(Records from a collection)
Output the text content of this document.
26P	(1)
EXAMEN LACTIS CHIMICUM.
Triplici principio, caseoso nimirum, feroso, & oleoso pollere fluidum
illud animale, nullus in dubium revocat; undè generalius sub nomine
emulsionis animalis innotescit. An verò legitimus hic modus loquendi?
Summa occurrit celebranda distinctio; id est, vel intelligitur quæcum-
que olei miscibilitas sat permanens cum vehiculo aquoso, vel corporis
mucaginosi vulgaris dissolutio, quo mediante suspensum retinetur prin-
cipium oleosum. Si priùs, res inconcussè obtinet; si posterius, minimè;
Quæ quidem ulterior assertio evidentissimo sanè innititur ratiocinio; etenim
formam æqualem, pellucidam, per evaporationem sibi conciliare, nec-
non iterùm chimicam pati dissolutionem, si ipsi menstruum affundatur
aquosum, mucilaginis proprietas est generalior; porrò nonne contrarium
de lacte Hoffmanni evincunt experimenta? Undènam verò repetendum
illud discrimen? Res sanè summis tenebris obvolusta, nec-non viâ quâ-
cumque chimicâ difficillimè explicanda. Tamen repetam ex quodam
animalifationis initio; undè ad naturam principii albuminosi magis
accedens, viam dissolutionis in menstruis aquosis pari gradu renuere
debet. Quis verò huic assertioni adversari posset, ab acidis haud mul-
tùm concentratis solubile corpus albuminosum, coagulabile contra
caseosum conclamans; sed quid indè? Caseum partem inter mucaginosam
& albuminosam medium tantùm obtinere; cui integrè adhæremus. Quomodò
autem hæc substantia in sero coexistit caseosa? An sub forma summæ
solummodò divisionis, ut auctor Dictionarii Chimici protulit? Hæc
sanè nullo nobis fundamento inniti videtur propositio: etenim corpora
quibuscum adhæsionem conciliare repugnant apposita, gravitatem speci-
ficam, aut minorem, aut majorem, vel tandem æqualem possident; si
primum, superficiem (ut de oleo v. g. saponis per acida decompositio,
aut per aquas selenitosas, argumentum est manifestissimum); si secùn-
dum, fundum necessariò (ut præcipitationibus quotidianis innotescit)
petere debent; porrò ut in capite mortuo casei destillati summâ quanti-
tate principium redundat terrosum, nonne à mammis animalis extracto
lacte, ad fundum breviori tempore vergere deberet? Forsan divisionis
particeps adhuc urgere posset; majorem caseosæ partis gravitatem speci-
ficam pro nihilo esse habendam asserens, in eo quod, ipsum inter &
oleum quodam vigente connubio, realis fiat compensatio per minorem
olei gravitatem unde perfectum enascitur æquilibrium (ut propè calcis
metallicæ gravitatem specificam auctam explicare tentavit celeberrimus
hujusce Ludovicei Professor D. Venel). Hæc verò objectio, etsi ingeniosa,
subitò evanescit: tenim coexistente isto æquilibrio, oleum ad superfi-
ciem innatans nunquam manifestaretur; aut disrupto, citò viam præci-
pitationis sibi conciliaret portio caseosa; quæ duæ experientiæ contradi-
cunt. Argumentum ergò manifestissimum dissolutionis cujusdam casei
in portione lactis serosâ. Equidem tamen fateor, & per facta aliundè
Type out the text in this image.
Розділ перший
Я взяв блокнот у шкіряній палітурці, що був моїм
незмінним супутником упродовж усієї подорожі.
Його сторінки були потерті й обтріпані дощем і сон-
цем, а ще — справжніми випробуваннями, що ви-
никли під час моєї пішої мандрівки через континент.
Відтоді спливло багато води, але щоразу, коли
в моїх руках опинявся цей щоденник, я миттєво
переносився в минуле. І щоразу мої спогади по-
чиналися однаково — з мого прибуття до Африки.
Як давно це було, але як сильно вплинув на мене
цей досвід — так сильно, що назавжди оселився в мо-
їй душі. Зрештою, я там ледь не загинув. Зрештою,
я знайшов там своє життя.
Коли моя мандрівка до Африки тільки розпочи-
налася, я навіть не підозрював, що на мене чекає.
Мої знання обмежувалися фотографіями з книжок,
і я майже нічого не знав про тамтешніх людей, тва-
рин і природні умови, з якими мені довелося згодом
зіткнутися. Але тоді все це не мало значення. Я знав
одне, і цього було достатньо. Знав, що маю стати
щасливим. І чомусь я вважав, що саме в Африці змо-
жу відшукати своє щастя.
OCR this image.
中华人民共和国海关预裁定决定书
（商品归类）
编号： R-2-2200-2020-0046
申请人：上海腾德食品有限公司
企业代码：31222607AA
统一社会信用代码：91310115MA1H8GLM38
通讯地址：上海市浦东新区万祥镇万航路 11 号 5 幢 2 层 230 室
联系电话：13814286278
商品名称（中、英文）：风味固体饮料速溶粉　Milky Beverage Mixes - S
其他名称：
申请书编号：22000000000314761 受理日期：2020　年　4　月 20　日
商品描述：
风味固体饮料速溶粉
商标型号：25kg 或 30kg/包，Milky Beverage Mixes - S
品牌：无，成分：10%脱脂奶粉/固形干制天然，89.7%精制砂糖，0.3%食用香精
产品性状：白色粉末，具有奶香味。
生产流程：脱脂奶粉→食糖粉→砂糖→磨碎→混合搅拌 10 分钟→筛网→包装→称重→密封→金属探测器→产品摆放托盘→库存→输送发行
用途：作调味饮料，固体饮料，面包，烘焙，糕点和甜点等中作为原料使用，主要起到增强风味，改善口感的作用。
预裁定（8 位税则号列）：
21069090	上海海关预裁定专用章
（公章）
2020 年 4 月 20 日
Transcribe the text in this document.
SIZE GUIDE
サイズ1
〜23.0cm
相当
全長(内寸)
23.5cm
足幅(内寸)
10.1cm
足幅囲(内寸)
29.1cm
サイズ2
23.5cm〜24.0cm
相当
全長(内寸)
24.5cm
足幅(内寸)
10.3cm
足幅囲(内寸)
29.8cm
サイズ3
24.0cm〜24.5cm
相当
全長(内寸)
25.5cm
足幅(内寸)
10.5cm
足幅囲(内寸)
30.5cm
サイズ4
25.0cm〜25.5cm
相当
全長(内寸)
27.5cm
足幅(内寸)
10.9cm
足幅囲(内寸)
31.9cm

> _TASK TO CARRY OUT_
All of the entries above need to be reproduced exactly.

> _FINISHED ANSWER_
Output the text content of this document.
26P	(1)
EXAMEN LACTIS CHIMICUM.
Triplici principio, caseoso nimirum, feroso, & oleoso pollere fluidum
illud animale, nullus in dubium revocat; undè generalius sub nomine
emulsionis animalis innotescit. An verò legitimus hic modus loquendi?
Summa occurrit celebranda distinctio; id est, vel intelligitur quæcum-
que olei miscibilitas sat permanens cum vehiculo aquoso, vel corporis
mucaginosi vulgaris dissolutio, quo mediante suspensum retinetur prin-
cipium oleosum. Si priùs, res inconcussè obtinet; si posterius, minimè;
Quæ quidem ulterior assertio evidentissimo sanè innititur ratiocinio; etenim
formam æqualem, pellucidam, per evaporationem sibi conciliare, nec-
non iterùm chimicam pati dissolutionem, si ipsi menstruum affundatur
aquosum, mucilaginis proprietas est generalior; porrò nonne contrarium
de lacte Hoffmanni evincunt experimenta? Undènam verò repetendum
illud discrimen? Res sanè summis tenebris obvolusta, nec-non viâ quâ-
cumque chimicâ difficillimè explicanda. Tamen repetam ex quodam
animalifationis initio; undè ad naturam principii albuminosi magis
accedens, viam dissolutionis in menstruis aquosis pari gradu renuere
debet. Quis verò huic assertioni adversari posset, ab acidis haud mul-
tùm concentratis solubile corpus albuminosum, coagulabile contra
caseosum conclamans; sed quid indè? Caseum partem inter mucaginosam
& albuminosam medium tantùm obtinere; cui integrè adhæremus. Quomodò
autem hæc substantia in sero coexistit caseosa? An sub forma summæ
solummodò divisionis, ut auctor Dictionarii Chimici protulit? Hæc
sanè nullo nobis fundamento inniti videtur propositio: etenim corpora
quibuscum adhæsionem conciliare repugnant apposita, gravitatem speci-
ficam, aut minorem, aut majorem, vel tandem æqualem possident; si
primum, superficiem (ut de oleo v. g. saponis per acida decompositio,
aut per aquas selenitosas, argumentum est manifestissimum); si secùn-
dum, fundum necessariò (ut præcipitationibus quotidianis innotescit)
petere debent; porrò ut in capite mortuo casei destillati summâ quanti-
tate principium redundat terrosum, nonne à mammis animalis extracto
lacte, ad fundum breviori tempore vergere deberet? Forsan divisionis
particeps adhuc urgere posset; majorem caseosæ partis gravitatem speci-
ficam pro nihilo esse habendam asserens, in eo quod, ipsum inter &
oleum quodam vigente connubio, realis fiat compensatio per minorem
olei gravitatem unde perfectum enascitur æquilibrium (ut propè calcis
metallicæ gravitatem specificam auctam explicare tentavit celeberrimus
hujusce Ludovicei Professor D. Venel). Hæc verò objectio, etsi ingeniosa,
subitò evanescit: tenim coexistente isto æquilibrio, oleum ad superfi-
ciem innatans nunquam manifestaretur; aut disrupto, citò viam præci-
pitationis sibi conciliaret portio caseosa; quæ duæ experientiæ contradi-
cunt. Argumentum ergò manifestissimum dissolutionis cujusdam casei
in portione lactis serosâ. Equidem tamen fateor, & per facta aliundè
Type out the text in this image.
Розділ перший
Я взяв блокнот у шкіряній палітурці, що був моїм
незмінним супутником упродовж усієї подорожі.
Його сторінки були потерті й обтріпані дощем і сон-
цем, а ще — справжніми випробуваннями, що ви-
никли під час моєї пішої мандрівки через континент.
Відтоді спливло багато води, але щоразу, коли
в моїх руках опинявся цей щоденник, я миттєво
переносився в минуле. І щоразу мої спогади по-
чиналися однаково — з мого прибуття до Африки.
Як давно це було, але як сильно вплинув на мене
цей досвід — так сильно, що назавжди оселився в мо-
їй душі. Зрештою, я там ледь не загинув. Зрештою,
я знайшов там своє життя.
Коли моя мандрівка до Африки тільки розпочи-
налася, я навіть не підозрював, що на мене чекає.
Мої знання обмежувалися фотографіями з книжок,
і я майже нічого не знав про тамтешніх людей, тва-
рин і природні умови, з якими мені довелося згодом
зіткнутися. Але тоді все це не мало значення. Я знав
одне, і цього було достатньо. Знав, що маю стати
щасливим. І чомусь я вважав, що саме в Африці змо-
жу відшукати своє щастя.
OCR this image.
中华人民共和国海关预裁定决定书
（商品归类）
编号： R-2-2200-2020-0046
申请人：上海腾德食品有限公司
企业代码：31222607AA
统一社会信用代码：91310115MA1H8GLM38
通讯地址：上海市浦东新区万祥镇万航路 11 号 5 幢 2 层 230 室
联系电话：13814286278
商品名称（中、英文）：风味固体饮料速溶粉　Milky Beverage Mixes - S
其他名称：
申请书编号：22000000000314761 受理日期：2020　年　4　月 20　日
商品描述：
风味固体饮料速溶粉
商标型号：25kg 或 30kg/包，Milky Beverage Mixes - S
品牌：无，成分：10%脱脂奶粉/固形干制天然，89.7%精制砂糖，0.3%食用香精
产品性状：白色粉末，具有奶香味。
生产流程：脱脂奶粉→食糖粉→砂糖→磨碎→混合搅拌 10 分钟→筛网→包装→称重→密封→金属探测器→产品摆放托盘→库存→输送发行
用途：作调味饮料，固体饮料，面包，烘焙，糕点和甜点等中作为原料使用，主要起到增强风味，改善口感的作用。
预裁定（8 位税则号列）：
21069090	上海海关预裁定专用章
（公章）
2020 年 4 月 20 日
Transcribe the text in this document.
SIZE GUIDE
サイズ1
〜23.0cm
相当
全長(内寸)
23.5cm
足幅(内寸)
10.1cm
足幅囲(内寸)
29.1cm
サイズ2
23.5cm〜24.0cm
相当
全長(内寸)
24.5cm
足幅(内寸)
10.3cm
足幅囲(内寸)
29.8cm
サイズ3
24.0cm〜24.5cm
相当
全長(内寸)
25.5cm
足幅(内寸)
10.5cm
足幅囲(内寸)
30.5cm
サイズ4
25.0cm〜25.5cm
相当
全長(内寸)
27.5cm
足幅(内寸)
10.9cm
足幅囲(内寸)
31.9cm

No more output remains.